--- Start of Material supplied ---
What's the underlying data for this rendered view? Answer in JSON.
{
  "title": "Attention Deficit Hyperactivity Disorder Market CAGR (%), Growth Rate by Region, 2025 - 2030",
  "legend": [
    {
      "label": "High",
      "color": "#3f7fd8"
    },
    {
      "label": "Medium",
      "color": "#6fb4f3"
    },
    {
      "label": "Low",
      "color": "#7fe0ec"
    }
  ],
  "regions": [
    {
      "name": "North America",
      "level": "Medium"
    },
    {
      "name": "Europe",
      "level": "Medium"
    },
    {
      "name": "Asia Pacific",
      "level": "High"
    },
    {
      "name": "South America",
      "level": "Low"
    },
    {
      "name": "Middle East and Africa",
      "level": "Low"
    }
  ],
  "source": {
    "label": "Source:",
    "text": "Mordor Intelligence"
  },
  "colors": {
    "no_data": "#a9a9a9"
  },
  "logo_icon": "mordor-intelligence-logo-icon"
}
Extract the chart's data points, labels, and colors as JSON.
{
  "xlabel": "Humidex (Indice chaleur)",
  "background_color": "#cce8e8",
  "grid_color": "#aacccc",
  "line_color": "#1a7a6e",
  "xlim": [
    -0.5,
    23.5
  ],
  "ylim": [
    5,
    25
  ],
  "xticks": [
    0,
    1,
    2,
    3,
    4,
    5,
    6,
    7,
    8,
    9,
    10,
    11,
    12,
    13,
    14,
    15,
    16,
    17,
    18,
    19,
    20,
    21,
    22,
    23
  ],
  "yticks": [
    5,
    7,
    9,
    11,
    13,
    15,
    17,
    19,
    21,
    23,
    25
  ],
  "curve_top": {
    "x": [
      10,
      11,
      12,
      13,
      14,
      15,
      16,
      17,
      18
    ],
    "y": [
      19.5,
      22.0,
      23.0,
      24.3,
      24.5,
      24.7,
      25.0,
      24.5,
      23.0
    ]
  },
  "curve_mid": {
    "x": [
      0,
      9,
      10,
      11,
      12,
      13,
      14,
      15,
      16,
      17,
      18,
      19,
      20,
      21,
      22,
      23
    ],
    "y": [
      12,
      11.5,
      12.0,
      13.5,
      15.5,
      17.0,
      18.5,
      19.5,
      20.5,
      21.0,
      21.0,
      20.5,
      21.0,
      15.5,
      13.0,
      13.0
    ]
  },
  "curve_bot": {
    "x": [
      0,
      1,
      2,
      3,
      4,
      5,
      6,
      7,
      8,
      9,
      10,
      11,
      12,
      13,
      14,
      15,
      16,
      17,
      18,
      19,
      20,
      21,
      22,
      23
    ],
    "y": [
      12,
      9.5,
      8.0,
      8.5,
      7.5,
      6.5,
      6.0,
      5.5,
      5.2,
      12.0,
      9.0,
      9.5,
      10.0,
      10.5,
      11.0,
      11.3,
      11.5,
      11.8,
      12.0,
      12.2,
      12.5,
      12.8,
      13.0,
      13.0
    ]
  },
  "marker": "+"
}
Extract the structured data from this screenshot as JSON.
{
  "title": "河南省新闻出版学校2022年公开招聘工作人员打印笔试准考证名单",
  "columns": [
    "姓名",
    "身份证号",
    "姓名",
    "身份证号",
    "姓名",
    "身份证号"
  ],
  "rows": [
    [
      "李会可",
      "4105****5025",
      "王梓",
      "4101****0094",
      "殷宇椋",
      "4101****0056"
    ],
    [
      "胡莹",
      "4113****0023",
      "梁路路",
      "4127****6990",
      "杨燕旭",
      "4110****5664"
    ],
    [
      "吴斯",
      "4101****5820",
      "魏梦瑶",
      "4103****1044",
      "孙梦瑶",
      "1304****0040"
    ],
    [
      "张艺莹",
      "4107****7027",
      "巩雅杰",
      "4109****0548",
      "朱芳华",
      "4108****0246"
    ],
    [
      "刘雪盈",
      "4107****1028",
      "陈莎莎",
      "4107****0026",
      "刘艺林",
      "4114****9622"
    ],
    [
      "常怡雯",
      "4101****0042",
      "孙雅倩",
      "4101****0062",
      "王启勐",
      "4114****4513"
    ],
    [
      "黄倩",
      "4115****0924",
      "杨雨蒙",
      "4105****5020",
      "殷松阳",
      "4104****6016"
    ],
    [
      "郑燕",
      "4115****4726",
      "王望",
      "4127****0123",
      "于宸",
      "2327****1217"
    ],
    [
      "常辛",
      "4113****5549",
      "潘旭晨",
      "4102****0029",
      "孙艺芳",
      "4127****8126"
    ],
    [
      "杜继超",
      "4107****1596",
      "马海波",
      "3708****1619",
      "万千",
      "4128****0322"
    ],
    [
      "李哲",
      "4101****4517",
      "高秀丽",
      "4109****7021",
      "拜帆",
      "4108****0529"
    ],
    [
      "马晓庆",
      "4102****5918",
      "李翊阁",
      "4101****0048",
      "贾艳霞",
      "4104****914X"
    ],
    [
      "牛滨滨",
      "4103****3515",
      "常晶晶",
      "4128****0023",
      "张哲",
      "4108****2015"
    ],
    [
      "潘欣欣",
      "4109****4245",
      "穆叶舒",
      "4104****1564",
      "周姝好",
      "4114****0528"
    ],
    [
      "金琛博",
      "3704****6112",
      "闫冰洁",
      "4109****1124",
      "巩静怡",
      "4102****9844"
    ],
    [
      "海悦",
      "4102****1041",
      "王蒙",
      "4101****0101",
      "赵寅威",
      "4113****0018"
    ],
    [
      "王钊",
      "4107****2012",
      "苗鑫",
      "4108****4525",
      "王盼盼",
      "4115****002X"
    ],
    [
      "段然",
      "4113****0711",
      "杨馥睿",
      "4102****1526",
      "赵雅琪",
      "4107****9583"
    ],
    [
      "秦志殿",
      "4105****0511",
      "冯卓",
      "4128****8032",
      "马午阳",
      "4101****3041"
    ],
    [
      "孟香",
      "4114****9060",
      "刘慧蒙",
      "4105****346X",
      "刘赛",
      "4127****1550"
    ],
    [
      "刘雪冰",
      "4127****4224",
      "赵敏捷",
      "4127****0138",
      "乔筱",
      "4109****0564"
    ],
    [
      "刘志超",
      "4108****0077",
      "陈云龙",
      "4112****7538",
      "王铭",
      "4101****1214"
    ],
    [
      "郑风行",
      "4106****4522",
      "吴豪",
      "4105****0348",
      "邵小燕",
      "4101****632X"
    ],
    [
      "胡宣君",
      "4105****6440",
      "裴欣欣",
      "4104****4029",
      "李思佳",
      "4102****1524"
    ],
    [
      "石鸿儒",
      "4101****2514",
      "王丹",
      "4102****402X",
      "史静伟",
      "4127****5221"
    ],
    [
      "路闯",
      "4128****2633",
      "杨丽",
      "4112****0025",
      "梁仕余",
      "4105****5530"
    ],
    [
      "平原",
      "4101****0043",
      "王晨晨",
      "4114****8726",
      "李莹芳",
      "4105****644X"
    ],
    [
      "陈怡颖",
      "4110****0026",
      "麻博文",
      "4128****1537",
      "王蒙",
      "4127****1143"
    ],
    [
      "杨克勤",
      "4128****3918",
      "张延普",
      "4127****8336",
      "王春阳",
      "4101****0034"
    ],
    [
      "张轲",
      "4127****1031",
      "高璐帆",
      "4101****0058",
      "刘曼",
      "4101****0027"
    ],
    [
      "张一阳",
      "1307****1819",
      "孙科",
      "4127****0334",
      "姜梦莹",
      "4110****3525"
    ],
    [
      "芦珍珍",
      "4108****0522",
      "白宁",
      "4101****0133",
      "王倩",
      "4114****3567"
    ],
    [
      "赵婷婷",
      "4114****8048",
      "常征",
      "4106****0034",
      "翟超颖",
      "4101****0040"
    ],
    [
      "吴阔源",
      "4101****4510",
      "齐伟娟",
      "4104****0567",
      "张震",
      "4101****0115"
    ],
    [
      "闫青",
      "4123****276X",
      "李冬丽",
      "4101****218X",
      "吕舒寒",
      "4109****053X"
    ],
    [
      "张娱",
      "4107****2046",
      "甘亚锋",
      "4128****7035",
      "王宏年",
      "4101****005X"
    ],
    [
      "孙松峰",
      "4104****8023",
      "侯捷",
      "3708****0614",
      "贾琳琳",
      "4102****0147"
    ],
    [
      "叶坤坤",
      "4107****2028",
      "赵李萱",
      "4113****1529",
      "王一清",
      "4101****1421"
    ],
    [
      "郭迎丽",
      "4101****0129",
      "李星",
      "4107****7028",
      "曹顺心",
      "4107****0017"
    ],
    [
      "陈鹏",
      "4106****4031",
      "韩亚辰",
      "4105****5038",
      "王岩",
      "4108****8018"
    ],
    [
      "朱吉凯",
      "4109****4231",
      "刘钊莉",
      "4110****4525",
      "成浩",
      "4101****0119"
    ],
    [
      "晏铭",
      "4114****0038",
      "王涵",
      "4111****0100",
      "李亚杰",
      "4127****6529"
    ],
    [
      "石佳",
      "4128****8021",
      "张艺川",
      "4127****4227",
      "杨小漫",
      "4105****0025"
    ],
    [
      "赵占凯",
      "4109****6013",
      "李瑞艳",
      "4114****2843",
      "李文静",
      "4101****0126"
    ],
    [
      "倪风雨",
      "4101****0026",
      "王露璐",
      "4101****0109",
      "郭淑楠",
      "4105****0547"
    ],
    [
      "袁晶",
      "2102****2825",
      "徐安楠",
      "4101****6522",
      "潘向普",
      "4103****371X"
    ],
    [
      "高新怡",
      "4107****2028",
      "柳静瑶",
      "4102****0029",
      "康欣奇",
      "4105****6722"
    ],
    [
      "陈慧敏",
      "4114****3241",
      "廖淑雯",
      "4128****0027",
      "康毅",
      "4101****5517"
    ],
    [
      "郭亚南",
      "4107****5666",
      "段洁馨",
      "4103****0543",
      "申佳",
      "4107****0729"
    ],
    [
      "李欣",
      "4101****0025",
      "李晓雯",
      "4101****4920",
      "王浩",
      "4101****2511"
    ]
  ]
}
--- End of Material supplied ---
Goal: Each line above that holds the string "JSON" should be copied and shown.

Answer to the task:
What's the underlying data for this rendered view? Answer in JSON.
Extract the chart's data points, labels, and colors as JSON.
Extract the structured data from this screenshot as JSON.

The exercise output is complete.